→ Task requirements
Count lines holding the string "will" in the data that follows. Reply with one number only.

→ Data supplied
• • • • • • •
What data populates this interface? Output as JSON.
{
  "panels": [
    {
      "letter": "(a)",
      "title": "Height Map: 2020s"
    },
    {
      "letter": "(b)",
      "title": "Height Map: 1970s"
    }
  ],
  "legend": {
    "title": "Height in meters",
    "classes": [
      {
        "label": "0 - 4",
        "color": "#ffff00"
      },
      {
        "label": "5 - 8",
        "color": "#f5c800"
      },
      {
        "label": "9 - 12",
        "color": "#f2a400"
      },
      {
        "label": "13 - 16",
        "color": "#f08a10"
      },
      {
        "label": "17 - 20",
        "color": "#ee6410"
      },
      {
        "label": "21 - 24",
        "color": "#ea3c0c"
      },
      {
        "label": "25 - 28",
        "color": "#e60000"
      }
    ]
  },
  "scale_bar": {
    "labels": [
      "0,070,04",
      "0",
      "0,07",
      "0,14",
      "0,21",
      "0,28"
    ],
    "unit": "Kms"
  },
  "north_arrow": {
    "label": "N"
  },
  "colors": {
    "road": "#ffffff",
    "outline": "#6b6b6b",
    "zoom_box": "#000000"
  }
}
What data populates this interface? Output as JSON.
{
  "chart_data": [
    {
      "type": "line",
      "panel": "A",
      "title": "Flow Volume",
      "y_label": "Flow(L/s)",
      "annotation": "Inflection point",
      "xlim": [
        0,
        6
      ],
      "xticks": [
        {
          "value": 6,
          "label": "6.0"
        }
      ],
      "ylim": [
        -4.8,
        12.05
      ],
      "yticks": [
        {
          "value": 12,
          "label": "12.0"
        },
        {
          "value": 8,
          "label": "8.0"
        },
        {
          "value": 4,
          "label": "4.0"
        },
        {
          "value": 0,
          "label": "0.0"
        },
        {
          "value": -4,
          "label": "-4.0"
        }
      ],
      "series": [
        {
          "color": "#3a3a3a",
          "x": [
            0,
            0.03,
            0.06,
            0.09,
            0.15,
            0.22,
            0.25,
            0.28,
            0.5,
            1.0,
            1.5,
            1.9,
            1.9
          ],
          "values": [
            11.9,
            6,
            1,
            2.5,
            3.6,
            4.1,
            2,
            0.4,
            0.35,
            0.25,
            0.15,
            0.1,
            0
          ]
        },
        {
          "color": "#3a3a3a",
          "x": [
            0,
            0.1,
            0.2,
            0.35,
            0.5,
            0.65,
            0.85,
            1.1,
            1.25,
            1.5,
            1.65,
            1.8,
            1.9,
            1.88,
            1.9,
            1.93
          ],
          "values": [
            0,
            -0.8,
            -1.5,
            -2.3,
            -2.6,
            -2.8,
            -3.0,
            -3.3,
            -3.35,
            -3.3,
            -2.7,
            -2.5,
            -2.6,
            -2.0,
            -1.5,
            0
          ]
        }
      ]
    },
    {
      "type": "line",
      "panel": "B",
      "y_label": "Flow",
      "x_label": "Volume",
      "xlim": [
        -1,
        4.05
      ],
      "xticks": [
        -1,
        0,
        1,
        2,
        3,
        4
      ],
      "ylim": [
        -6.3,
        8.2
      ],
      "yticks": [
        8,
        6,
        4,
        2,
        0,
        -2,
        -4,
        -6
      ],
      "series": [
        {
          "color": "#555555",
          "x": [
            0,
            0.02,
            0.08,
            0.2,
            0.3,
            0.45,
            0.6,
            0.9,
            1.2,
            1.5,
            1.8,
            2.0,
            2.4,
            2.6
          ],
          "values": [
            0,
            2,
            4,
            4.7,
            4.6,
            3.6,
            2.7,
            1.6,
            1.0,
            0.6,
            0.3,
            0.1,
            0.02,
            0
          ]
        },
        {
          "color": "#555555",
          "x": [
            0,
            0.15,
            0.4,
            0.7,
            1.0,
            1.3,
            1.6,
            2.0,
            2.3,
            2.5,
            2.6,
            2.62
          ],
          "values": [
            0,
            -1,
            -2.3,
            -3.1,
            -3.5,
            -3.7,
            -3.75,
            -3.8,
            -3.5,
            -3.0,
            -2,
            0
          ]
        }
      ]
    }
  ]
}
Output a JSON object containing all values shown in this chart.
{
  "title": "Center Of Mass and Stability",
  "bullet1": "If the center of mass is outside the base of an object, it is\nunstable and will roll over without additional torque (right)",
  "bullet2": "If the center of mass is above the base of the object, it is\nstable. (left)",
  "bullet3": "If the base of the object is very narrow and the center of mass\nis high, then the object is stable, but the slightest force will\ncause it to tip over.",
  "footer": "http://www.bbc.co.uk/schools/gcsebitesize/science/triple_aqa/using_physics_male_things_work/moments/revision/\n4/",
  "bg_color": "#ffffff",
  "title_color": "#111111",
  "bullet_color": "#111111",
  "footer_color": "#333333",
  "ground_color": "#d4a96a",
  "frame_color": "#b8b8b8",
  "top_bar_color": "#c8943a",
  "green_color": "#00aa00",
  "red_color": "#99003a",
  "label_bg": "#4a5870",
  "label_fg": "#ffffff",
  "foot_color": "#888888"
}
• • • • • • •
→ Solution
2